**Brief**
Without the images, print all the entries below exactly as given.

Rows from a dataset

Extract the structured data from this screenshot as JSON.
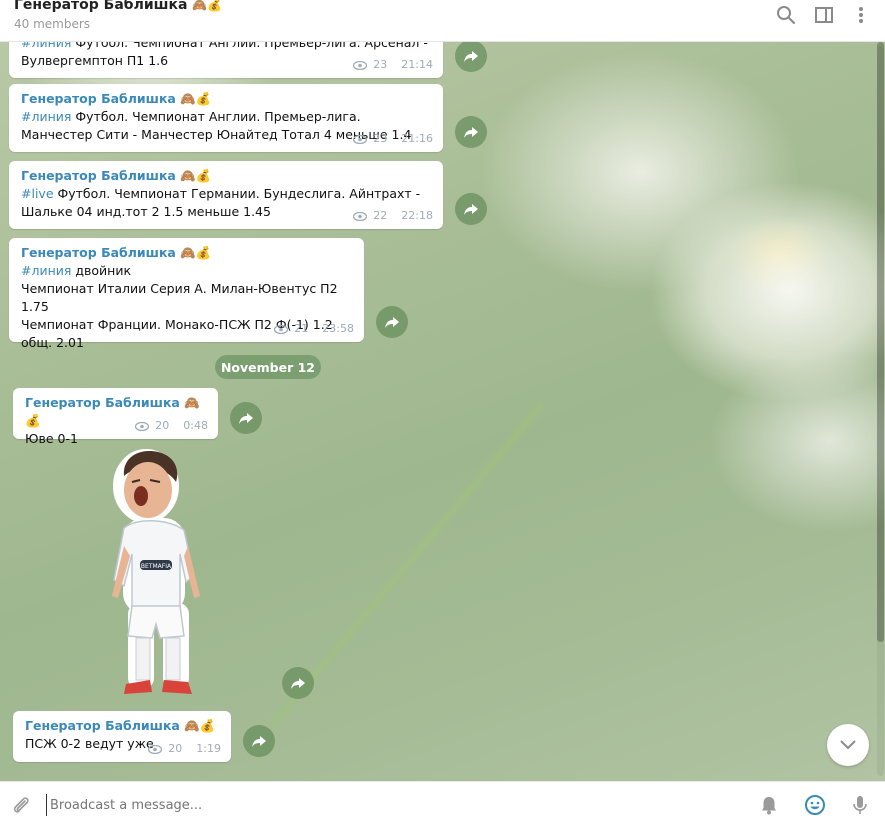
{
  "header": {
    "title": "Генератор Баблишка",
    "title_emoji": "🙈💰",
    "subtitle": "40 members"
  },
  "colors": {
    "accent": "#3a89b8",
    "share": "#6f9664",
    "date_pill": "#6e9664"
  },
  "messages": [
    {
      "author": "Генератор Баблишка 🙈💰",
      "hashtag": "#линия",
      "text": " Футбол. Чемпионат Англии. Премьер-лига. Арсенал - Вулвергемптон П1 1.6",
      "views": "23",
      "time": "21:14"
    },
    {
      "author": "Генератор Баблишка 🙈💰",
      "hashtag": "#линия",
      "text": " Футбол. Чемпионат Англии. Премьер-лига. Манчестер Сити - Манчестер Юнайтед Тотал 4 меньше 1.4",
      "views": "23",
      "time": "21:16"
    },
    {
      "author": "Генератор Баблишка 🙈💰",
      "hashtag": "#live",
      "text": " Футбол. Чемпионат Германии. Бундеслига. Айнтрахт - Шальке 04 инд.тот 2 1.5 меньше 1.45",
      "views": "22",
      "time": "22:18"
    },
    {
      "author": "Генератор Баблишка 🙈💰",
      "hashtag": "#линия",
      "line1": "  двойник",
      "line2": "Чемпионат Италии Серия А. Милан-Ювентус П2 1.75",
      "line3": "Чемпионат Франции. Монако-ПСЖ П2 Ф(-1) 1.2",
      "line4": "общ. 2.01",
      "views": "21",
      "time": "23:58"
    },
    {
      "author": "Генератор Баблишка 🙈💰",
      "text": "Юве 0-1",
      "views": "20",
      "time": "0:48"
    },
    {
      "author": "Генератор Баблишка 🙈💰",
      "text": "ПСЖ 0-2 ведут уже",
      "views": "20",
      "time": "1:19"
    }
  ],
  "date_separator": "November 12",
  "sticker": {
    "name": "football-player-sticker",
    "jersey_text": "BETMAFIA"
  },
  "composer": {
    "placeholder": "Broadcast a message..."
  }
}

**Task response**
Extract the structured data from this screenshot as JSON.
{
  "header": {
    "title": "Генератор Баблишка",
    "title_emoji": "🙈💰",
    "subtitle": "40 members"
  },
  "colors": {
    "accent": "#3a89b8",
    "share": "#6f9664",
    "date_pill": "#6e9664"
  },
  "messages": [
    {
      "author": "Генератор Баблишка 🙈💰",
      "hashtag": "#линия",
      "text": " Футбол. Чемпионат Англии. Премьер-лига. Арсенал - Вулвергемптон П1 1.6",
      "views": "23",
      "time": "21:14"
    },
    {
      "author": "Генератор Баблишка 🙈💰",
      "hashtag": "#линия",
      "text": " Футбол. Чемпионат Англии. Премьер-лига. Манчестер Сити - Манчестер Юнайтед Тотал 4 меньше 1.4",
      "views": "23",
      "time": "21:16"
    },
    {
      "author": "Генератор Баблишка 🙈💰",
      "hashtag": "#live",
      "text": " Футбол. Чемпионат Германии. Бундеслига. Айнтрахт - Шальке 04 инд.тот 2 1.5 меньше 1.45",
      "views": "22",
      "time": "22:18"
    },
    {
      "author": "Генератор Баблишка 🙈💰",
      "hashtag": "#линия",
      "line1": "  двойник",
      "line2": "Чемпионат Италии Серия А. Милан-Ювентус П2 1.75",
      "line3": "Чемпионат Франции. Монако-ПСЖ П2 Ф(-1) 1.2",
      "line4": "общ. 2.01",
      "views": "21",
      "time": "23:58"
    },
    {
      "author": "Генератор Баблишка 🙈💰",
      "text": "Юве 0-1",
      "views": "20",
      "time": "0:48"
    },
    {
      "author": "Генератор Баблишка 🙈💰",
      "text": "ПСЖ 0-2 ведут уже",
      "views": "20",
      "time": "1:19"
    }
  ],
  "date_separator": "November 12",
  "sticker": {
    "name": "football-player-sticker",
    "jersey_text": "BETMAFIA"
  },
  "composer": {
    "placeholder": "Broadcast a message..."
  }
}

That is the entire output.